Dataset records
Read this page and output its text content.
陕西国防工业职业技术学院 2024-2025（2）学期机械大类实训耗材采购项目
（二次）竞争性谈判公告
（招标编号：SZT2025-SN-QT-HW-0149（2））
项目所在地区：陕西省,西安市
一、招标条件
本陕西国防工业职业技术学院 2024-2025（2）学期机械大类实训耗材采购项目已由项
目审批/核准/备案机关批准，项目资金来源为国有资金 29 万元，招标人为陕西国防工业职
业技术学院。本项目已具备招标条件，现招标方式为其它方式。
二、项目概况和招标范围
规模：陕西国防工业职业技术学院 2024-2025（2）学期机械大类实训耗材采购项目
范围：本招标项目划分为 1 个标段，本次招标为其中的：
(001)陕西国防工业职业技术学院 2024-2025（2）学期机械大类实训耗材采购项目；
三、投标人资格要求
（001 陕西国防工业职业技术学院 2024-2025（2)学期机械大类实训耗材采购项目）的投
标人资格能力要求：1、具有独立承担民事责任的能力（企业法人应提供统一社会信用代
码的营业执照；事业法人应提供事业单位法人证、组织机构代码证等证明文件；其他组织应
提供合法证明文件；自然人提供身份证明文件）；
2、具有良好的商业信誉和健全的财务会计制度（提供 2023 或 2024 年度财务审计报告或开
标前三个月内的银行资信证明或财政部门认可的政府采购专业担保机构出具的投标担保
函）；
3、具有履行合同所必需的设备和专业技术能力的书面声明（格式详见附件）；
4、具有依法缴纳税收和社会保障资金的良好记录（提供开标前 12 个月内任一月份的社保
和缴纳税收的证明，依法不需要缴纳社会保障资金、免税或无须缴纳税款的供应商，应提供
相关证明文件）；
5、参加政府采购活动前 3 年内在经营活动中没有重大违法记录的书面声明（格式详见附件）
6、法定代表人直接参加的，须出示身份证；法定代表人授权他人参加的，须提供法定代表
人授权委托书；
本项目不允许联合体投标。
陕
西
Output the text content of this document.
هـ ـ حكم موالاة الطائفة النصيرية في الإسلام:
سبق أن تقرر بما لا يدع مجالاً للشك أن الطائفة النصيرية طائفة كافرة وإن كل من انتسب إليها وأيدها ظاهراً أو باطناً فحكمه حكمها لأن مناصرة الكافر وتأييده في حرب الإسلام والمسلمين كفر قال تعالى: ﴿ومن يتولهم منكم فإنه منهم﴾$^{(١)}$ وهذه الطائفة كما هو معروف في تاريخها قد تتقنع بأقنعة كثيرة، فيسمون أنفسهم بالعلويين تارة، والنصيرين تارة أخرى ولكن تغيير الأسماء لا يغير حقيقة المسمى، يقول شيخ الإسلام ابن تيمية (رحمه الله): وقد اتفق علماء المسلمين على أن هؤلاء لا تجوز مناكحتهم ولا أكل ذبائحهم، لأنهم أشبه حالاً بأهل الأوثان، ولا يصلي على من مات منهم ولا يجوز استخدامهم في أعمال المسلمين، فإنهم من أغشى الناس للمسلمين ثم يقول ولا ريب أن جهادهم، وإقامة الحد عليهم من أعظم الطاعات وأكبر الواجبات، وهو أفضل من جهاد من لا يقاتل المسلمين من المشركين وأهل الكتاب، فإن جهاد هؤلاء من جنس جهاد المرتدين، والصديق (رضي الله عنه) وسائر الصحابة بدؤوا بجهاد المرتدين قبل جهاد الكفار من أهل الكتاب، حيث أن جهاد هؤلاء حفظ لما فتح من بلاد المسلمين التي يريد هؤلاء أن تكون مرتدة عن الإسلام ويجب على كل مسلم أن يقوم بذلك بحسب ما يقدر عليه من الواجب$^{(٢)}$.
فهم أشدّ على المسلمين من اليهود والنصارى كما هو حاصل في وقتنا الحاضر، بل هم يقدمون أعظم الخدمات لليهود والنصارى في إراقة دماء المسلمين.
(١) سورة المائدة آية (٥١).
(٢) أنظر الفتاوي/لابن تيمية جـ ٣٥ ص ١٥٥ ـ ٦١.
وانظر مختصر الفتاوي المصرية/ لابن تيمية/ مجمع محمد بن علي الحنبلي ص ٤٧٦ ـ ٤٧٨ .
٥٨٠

Stated problem
Repeat the data precisely, line by line.

Completed exercise
Read this page and output its text content.
陕西国防工业职业技术学院 2024-2025（2）学期机械大类实训耗材采购项目
（二次）竞争性谈判公告
（招标编号：SZT2025-SN-QT-HW-0149（2））
项目所在地区：陕西省,西安市
一、招标条件
本陕西国防工业职业技术学院 2024-2025（2）学期机械大类实训耗材采购项目已由项
目审批/核准/备案机关批准，项目资金来源为国有资金 29 万元，招标人为陕西国防工业职
业技术学院。本项目已具备招标条件，现招标方式为其它方式。
二、项目概况和招标范围
规模：陕西国防工业职业技术学院 2024-2025（2）学期机械大类实训耗材采购项目
范围：本招标项目划分为 1 个标段，本次招标为其中的：
(001)陕西国防工业职业技术学院 2024-2025（2）学期机械大类实训耗材采购项目；
三、投标人资格要求
（001 陕西国防工业职业技术学院 2024-2025（2)学期机械大类实训耗材采购项目）的投
标人资格能力要求：1、具有独立承担民事责任的能力（企业法人应提供统一社会信用代
码的营业执照；事业法人应提供事业单位法人证、组织机构代码证等证明文件；其他组织应
提供合法证明文件；自然人提供身份证明文件）；
2、具有良好的商业信誉和健全的财务会计制度（提供 2023 或 2024 年度财务审计报告或开
标前三个月内的银行资信证明或财政部门认可的政府采购专业担保机构出具的投标担保
函）；
3、具有履行合同所必需的设备和专业技术能力的书面声明（格式详见附件）；
4、具有依法缴纳税收和社会保障资金的良好记录（提供开标前 12 个月内任一月份的社保
和缴纳税收的证明，依法不需要缴纳社会保障资金、免税或无须缴纳税款的供应商，应提供
相关证明文件）；
5、参加政府采购活动前 3 年内在经营活动中没有重大违法记录的书面声明（格式详见附件）
6、法定代表人直接参加的，须出示身份证；法定代表人授权他人参加的，须提供法定代表
人授权委托书；
本项目不允许联合体投标。
陕
西
Output the text content of this document.
هـ ـ حكم موالاة الطائفة النصيرية في الإسلام:
سبق أن تقرر بما لا يدع مجالاً للشك أن الطائفة النصيرية طائفة كافرة وإن كل من انتسب إليها وأيدها ظاهراً أو باطناً فحكمه حكمها لأن مناصرة الكافر وتأييده في حرب الإسلام والمسلمين كفر قال تعالى: ﴿ومن يتولهم منكم فإنه منهم﴾$^{(١)}$ وهذه الطائفة كما هو معروف في تاريخها قد تتقنع بأقنعة كثيرة، فيسمون أنفسهم بالعلويين تارة، والنصيرين تارة أخرى ولكن تغيير الأسماء لا يغير حقيقة المسمى، يقول شيخ الإسلام ابن تيمية (رحمه الله): وقد اتفق علماء المسلمين على أن هؤلاء لا تجوز مناكحتهم ولا أكل ذبائحهم، لأنهم أشبه حالاً بأهل الأوثان، ولا يصلي على من مات منهم ولا يجوز استخدامهم في أعمال المسلمين، فإنهم من أغشى الناس للمسلمين ثم يقول ولا ريب أن جهادهم، وإقامة الحد عليهم من أعظم الطاعات وأكبر الواجبات، وهو أفضل من جهاد من لا يقاتل المسلمين من المشركين وأهل الكتاب، فإن جهاد هؤلاء من جنس جهاد المرتدين، والصديق (رضي الله عنه) وسائر الصحابة بدؤوا بجهاد المرتدين قبل جهاد الكفار من أهل الكتاب، حيث أن جهاد هؤلاء حفظ لما فتح من بلاد المسلمين التي يريد هؤلاء أن تكون مرتدة عن الإسلام ويجب على كل مسلم أن يقوم بذلك بحسب ما يقدر عليه من الواجب$^{(٢)}$.
فهم أشدّ على المسلمين من اليهود والنصارى كما هو حاصل في وقتنا الحاضر، بل هم يقدمون أعظم الخدمات لليهود والنصارى في إراقة دماء المسلمين.
(١) سورة المائدة آية (٥١).
(٢) أنظر الفتاوي/لابن تيمية جـ ٣٥ ص ١٥٥ ـ ٦١.
وانظر مختصر الفتاوي المصرية/ لابن تيمية/ مجمع محمد بن علي الحنبلي ص ٤٧٦ ـ ٤٧٨ .
٥٨٠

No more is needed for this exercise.